• _Written problem_
For the records that follow, return only the count of lines containing the string "Details".

● ● ● ●

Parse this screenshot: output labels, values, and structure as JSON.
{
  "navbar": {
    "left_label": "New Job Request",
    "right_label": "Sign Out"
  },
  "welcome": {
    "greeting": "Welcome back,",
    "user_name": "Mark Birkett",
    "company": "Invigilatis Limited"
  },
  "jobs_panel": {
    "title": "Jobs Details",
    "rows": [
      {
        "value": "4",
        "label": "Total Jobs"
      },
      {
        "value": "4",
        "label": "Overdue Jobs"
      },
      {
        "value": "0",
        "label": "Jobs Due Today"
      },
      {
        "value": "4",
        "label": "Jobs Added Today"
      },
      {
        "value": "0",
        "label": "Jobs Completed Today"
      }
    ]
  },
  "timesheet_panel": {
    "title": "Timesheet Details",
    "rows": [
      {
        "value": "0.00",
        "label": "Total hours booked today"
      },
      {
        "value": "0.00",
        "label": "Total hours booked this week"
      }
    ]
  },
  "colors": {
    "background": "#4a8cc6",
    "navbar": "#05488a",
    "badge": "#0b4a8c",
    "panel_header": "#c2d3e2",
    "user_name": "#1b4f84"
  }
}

● ● ● ●

• _Result_
2